(Source records)
----

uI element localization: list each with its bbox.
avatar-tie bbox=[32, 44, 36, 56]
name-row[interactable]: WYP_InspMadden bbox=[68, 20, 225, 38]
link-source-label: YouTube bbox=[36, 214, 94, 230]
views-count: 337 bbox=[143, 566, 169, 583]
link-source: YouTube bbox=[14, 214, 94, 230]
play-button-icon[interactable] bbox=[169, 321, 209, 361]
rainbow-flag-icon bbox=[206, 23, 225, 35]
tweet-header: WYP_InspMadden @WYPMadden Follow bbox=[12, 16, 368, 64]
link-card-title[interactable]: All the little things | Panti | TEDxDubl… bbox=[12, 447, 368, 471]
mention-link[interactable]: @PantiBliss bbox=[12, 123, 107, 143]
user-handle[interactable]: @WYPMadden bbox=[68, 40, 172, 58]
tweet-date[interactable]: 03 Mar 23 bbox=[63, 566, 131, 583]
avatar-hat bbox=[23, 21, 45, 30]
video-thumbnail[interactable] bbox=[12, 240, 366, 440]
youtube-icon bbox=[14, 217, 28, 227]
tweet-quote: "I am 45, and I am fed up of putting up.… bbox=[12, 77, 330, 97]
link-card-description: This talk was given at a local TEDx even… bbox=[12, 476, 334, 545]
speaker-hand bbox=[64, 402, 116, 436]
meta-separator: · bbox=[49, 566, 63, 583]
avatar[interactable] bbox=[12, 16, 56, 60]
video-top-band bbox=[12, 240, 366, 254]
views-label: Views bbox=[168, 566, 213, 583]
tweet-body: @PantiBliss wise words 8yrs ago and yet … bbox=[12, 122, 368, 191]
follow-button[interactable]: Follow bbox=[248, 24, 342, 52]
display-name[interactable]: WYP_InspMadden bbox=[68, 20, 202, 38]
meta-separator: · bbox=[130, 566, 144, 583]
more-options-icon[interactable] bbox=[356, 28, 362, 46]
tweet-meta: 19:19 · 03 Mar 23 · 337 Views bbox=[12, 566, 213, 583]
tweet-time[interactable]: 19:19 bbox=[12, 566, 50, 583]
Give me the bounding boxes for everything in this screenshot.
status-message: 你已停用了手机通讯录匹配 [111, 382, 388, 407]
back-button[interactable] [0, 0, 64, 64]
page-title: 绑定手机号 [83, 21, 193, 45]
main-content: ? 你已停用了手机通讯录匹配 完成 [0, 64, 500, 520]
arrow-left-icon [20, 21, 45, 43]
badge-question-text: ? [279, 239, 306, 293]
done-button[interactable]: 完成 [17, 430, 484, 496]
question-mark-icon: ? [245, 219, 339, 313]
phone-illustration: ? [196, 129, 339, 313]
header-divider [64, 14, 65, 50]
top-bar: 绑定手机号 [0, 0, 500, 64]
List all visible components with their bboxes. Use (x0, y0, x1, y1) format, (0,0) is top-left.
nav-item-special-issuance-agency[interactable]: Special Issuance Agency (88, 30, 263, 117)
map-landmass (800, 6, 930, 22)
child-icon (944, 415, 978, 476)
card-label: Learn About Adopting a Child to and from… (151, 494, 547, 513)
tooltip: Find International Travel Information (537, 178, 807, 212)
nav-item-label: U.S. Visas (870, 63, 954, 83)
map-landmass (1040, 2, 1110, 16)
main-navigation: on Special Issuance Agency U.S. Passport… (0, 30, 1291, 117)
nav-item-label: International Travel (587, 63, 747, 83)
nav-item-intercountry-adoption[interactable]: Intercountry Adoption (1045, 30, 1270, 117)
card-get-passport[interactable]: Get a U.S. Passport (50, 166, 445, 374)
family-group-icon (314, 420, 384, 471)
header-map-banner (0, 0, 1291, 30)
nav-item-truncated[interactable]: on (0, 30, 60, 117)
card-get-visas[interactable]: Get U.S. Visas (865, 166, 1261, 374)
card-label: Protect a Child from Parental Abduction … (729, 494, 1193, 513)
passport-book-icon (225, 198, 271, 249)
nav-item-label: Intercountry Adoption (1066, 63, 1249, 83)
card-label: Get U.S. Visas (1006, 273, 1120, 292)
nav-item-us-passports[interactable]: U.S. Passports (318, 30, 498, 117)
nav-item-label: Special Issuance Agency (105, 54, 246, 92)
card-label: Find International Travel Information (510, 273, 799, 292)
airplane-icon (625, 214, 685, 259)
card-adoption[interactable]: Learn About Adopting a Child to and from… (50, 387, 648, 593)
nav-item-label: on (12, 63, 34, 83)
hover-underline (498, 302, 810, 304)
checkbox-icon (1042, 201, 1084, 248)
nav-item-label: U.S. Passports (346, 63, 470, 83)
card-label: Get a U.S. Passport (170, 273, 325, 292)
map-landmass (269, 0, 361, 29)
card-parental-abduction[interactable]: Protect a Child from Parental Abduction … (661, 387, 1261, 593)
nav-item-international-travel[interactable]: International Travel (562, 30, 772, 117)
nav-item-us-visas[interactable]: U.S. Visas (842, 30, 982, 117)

----

▸ Written instruction
Copy word for word the rows from the start of the source records through the line containing "tweet-date[interactable]: 03 Mar", with that line included.

▸ Response below
uI element localization: list each with its bbox.
avatar-tie bbox=[32, 44, 36, 56]
name-row[interactable]: WYP_InspMadden bbox=[68, 20, 225, 38]
link-source-label: YouTube bbox=[36, 214, 94, 230]
views-count: 337 bbox=[143, 566, 169, 583]
link-source: YouTube bbox=[14, 214, 94, 230]
play-button-icon[interactable] bbox=[169, 321, 209, 361]
rainbow-flag-icon bbox=[206, 23, 225, 35]
tweet-header: WYP_InspMadden @WYPMadden Follow bbox=[12, 16, 368, 64]
link-card-title[interactable]: All the little things | Panti | TEDxDubl… bbox=[12, 447, 368, 471]
mention-link[interactable]: @PantiBliss bbox=[12, 123, 107, 143]
user-handle[interactable]: @WYPMadden bbox=[68, 40, 172, 58]
tweet-date[interactable]: 03 Mar 23 bbox=[63, 566, 131, 583]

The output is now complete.